*Data listing*.

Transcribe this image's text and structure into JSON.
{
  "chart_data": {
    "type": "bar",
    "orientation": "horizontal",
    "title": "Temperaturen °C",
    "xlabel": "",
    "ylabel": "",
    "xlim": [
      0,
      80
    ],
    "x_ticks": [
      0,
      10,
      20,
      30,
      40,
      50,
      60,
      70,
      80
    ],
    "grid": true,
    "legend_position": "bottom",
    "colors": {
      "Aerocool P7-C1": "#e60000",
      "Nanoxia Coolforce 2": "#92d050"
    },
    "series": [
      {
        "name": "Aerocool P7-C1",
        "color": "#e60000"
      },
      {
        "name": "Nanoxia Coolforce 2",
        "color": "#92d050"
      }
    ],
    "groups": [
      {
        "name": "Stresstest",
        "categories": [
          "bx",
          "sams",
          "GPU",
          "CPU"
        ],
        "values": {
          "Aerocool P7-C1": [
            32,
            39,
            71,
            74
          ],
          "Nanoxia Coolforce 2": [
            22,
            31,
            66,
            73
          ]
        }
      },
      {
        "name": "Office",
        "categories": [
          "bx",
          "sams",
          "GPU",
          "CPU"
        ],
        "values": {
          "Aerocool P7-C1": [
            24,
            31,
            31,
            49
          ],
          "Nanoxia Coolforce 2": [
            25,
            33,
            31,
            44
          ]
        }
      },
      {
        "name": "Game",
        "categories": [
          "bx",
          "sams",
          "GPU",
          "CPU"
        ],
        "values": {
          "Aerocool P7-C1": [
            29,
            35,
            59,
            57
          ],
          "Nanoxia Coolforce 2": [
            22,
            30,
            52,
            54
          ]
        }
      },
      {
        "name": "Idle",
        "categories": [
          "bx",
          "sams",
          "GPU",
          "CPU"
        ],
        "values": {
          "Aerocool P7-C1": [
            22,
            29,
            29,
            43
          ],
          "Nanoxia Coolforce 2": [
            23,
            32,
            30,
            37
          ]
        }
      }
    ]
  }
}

*Task directions*. Go through the listing above and work out how many lines contain the string "name". Reply with the number alone.

*Solved problem*. 6